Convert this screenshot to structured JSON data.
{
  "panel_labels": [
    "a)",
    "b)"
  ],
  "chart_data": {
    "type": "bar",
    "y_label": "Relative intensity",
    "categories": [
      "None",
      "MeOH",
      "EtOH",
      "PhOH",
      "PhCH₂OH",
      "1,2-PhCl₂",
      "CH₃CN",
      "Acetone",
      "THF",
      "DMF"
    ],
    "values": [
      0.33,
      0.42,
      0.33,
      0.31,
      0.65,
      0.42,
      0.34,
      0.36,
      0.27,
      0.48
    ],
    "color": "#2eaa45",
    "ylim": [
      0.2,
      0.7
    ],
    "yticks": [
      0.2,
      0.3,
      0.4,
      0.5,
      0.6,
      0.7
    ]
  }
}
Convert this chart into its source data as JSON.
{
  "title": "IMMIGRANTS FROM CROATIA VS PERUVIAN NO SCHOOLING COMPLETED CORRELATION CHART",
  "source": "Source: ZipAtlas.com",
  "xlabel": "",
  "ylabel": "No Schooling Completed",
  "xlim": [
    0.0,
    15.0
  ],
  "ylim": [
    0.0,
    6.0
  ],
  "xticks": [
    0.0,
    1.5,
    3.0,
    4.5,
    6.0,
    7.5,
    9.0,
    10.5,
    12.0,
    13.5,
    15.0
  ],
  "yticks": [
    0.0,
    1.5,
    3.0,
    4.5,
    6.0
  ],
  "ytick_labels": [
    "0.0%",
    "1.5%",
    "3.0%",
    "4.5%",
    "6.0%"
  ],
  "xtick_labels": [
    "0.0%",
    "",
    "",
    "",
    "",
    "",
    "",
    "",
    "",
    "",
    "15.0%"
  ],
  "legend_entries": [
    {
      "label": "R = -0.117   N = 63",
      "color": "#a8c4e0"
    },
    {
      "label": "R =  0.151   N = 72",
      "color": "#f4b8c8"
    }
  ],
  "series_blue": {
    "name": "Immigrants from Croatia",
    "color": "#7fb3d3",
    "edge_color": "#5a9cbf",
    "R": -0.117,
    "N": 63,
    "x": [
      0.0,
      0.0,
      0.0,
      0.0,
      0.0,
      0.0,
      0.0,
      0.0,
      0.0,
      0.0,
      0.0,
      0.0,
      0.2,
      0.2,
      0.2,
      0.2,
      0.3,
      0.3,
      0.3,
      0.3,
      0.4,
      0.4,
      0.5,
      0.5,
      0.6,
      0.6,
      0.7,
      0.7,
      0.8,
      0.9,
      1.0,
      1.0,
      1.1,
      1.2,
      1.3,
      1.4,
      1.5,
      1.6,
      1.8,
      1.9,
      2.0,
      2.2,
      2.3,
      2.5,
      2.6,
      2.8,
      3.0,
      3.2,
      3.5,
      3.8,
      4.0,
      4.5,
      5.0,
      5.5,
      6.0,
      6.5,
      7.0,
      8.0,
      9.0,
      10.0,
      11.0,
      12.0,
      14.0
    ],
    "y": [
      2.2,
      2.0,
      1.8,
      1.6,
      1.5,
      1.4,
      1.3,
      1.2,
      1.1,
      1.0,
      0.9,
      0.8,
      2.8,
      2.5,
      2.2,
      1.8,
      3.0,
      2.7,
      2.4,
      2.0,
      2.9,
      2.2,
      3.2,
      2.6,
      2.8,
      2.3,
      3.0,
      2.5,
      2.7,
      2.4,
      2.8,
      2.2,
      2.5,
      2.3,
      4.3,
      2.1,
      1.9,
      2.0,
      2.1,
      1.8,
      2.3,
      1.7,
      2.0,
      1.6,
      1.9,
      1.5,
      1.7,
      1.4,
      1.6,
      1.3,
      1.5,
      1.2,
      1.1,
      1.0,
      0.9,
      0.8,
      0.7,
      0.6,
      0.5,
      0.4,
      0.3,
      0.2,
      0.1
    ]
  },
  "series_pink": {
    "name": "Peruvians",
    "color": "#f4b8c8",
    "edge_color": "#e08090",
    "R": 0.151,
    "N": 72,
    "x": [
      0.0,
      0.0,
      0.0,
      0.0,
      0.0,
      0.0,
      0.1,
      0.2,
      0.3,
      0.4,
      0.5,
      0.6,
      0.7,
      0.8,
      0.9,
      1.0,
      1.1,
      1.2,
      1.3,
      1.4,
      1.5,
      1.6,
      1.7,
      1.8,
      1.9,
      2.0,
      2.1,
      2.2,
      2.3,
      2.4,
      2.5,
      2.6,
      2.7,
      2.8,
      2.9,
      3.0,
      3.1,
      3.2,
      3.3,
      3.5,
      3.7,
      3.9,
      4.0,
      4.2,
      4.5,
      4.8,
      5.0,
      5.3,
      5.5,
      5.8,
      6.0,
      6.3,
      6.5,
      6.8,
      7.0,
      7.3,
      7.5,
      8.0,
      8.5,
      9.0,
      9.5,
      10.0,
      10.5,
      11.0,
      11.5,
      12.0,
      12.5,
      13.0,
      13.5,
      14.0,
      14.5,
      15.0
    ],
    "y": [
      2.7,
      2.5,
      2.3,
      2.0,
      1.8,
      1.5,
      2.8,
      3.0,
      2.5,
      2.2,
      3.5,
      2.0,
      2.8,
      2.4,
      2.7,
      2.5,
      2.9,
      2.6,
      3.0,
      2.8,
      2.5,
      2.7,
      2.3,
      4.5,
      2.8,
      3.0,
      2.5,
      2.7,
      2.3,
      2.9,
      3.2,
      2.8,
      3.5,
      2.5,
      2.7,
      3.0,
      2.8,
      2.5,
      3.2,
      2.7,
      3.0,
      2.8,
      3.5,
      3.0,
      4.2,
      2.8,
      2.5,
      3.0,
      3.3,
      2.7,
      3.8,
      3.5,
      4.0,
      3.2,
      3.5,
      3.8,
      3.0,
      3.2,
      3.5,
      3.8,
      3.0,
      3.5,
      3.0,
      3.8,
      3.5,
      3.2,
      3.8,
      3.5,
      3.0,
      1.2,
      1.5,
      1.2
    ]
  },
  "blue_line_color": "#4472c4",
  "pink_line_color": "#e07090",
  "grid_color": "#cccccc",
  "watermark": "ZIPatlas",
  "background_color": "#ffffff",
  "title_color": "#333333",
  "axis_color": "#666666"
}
=-=-=-=-=
Count the lines of the listing above that include the word "this" and state the total with nothing else.

2